* _EXERCISE_: All of the data needs to be repeated exactly.

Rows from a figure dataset
-------------------------

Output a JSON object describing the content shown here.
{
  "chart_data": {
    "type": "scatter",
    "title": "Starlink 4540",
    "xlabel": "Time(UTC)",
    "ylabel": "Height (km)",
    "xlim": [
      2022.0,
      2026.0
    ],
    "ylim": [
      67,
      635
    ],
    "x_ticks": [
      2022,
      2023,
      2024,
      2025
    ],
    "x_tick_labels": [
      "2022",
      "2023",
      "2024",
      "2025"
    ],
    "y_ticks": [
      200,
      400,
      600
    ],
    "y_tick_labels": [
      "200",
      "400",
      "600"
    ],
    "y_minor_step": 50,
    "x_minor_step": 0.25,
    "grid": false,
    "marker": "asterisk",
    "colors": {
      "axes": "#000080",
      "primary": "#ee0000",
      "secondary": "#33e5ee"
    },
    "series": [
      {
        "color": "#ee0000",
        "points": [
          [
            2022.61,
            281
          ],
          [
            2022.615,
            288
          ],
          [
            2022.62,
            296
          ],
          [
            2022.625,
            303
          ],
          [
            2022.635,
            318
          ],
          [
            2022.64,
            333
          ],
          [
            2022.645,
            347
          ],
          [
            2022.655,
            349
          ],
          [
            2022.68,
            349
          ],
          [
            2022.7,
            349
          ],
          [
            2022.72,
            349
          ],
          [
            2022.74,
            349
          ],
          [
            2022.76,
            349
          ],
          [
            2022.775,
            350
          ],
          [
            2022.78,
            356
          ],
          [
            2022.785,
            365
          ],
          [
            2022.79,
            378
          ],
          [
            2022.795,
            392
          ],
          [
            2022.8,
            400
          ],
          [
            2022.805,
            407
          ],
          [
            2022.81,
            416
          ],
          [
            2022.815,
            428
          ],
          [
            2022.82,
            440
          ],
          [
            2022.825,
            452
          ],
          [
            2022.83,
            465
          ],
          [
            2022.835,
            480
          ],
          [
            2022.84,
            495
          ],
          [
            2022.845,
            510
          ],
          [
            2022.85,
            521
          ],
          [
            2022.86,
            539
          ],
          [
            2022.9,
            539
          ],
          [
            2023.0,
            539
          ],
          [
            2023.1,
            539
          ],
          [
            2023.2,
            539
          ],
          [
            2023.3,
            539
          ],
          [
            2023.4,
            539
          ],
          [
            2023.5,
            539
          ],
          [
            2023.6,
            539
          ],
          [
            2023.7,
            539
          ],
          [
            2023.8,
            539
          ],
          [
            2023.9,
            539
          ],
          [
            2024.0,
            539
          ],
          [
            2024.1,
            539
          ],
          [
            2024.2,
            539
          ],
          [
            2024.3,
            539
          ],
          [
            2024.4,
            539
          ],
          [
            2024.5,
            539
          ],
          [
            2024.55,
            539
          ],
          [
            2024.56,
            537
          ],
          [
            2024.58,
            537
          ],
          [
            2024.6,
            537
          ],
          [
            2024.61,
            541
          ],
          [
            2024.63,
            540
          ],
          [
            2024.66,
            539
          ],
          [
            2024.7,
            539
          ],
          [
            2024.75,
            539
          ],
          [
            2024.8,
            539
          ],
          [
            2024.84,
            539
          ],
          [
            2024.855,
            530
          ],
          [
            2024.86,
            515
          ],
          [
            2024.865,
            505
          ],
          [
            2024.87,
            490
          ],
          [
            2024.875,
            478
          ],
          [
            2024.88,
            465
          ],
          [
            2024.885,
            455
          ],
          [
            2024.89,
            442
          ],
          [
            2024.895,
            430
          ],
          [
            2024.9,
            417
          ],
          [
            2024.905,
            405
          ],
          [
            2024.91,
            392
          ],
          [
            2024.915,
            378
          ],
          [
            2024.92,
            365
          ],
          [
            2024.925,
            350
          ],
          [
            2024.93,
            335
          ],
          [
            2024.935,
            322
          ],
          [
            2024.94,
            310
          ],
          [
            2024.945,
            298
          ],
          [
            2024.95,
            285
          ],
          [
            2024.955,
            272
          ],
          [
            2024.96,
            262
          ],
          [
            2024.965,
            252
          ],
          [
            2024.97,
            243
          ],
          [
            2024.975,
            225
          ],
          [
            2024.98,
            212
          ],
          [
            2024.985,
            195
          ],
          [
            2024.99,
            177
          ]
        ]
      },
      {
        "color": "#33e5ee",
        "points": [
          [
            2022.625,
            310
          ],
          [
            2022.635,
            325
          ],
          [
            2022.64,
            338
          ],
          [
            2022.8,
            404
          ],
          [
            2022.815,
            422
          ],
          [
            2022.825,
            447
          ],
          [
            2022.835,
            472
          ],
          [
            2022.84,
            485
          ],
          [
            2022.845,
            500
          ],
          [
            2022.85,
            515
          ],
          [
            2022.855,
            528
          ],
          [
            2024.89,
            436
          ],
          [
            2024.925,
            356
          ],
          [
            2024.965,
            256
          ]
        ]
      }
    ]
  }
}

-------------------------

* _EXERCISE OUTPUT_:
Output a JSON object describing the content shown here.
{
  "chart_data": {
    "type": "scatter",
    "title": "Starlink 4540",
    "xlabel": "Time(UTC)",
    "ylabel": "Height (km)",
    "xlim": [
      2022.0,
      2026.0
    ],
    "ylim": [
      67,
      635
    ],
    "x_ticks": [
      2022,
      2023,
      2024,
      2025
    ],
    "x_tick_labels": [
      "2022",
      "2023",
      "2024",
      "2025"
    ],
    "y_ticks": [
      200,
      400,
      600
    ],
    "y_tick_labels": [
      "200",
      "400",
      "600"
    ],
    "y_minor_step": 50,
    "x_minor_step": 0.25,
    "grid": false,
    "marker": "asterisk",
    "colors": {
      "axes": "#000080",
      "primary": "#ee0000",
      "secondary": "#33e5ee"
    },
    "series": [
      {
        "color": "#ee0000",
        "points": [
          [
            2022.61,
            281
          ],
          [
            2022.615,
            288
          ],
          [
            2022.62,
            296
          ],
          [
            2022.625,
            303
          ],
          [
            2022.635,
            318
          ],
          [
            2022.64,
            333
          ],
          [
            2022.645,
            347
          ],
          [
            2022.655,
            349
          ],
          [
            2022.68,
            349
          ],
          [
            2022.7,
            349
          ],
          [
            2022.72,
            349
          ],
          [
            2022.74,
            349
          ],
          [
            2022.76,
            349
          ],
          [
            2022.775,
            350
          ],
          [
            2022.78,
            356
          ],
          [
            2022.785,
            365
          ],
          [
            2022.79,
            378
          ],
          [
            2022.795,
            392
          ],
          [
            2022.8,
            400
          ],
          [
            2022.805,
            407
          ],
          [
            2022.81,
            416
          ],
          [
            2022.815,
            428
          ],
          [
            2022.82,
            440
          ],
          [
            2022.825,
            452
          ],
          [
            2022.83,
            465
          ],
          [
            2022.835,
            480
          ],
          [
            2022.84,
            495
          ],
          [
            2022.845,
            510
          ],
          [
            2022.85,
            521
          ],
          [
            2022.86,
            539
          ],
          [
            2022.9,
            539
          ],
          [
            2023.0,
            539
          ],
          [
            2023.1,
            539
          ],
          [
            2023.2,
            539
          ],
          [
            2023.3,
            539
          ],
          [
            2023.4,
            539
          ],
          [
            2023.5,
            539
          ],
          [
            2023.6,
            539
          ],
          [
            2023.7,
            539
          ],
          [
            2023.8,
            539
          ],
          [
            2023.9,
            539
          ],
          [
            2024.0,
            539
          ],
          [
            2024.1,
            539
          ],
          [
            2024.2,
            539
          ],
          [
            2024.3,
            539
          ],
          [
            2024.4,
            539
          ],
          [
            2024.5,
            539
          ],
          [
            2024.55,
            539
          ],
          [
            2024.56,
            537
          ],
          [
            2024.58,
            537
          ],
          [
            2024.6,
            537
          ],
          [
            2024.61,
            541
          ],
          [
            2024.63,
            540
          ],
          [
            2024.66,
            539
          ],
          [
            2024.7,
            539
          ],
          [
            2024.75,
            539
          ],
          [
            2024.8,
            539
          ],
          [
            2024.84,
            539
          ],
          [
            2024.855,
            530
          ],
          [
            2024.86,
            515
          ],
          [
            2024.865,
            505
          ],
          [
            2024.87,
            490
          ],
          [
            2024.875,
            478
          ],
          [
            2024.88,
            465
          ],
          [
            2024.885,
            455
          ],
          [
            2024.89,
            442
          ],
          [
            2024.895,
            430
          ],
          [
            2024.9,
            417
          ],
          [
            2024.905,
            405
          ],
          [
            2024.91,
            392
          ],
          [
            2024.915,
            378
          ],
          [
            2024.92,
            365
          ],
          [
            2024.925,
            350
          ],
          [
            2024.93,
            335
          ],
          [
            2024.935,
            322
          ],
          [
            2024.94,
            310
          ],
          [
            2024.945,
            298
          ],
          [
            2024.95,
            285
          ],
          [
            2024.955,
            272
          ],
          [
            2024.96,
            262
          ],
          [
            2024.965,
            252
          ],
          [
            2024.97,
            243
          ],
          [
            2024.975,
            225
          ],
          [
            2024.98,
            212
          ],
          [
            2024.985,
            195
          ],
          [
            2024.99,
            177
          ]
        ]
      },
      {
        "color": "#33e5ee",
        "points": [
          [
            2022.625,
            310
          ],
          [
            2022.635,
            325
          ],
          [
            2022.64,
            338
          ],
          [
            2022.8,
            404
          ],
          [
            2022.815,
            422
          ],
          [
            2022.825,
            447
          ],
          [
            2022.835,
            472
          ],
          [
            2022.84,
            485
          ],
          [
            2022.845,
            500
          ],
          [
            2022.85,
            515
          ],
          [
            2022.855,
            528
          ],
          [
            2024.89,
            436
          ],
          [
            2024.925,
            356
          ],
          [
            2024.965,
            256
          ]
        ]
      }
    ]
  }
}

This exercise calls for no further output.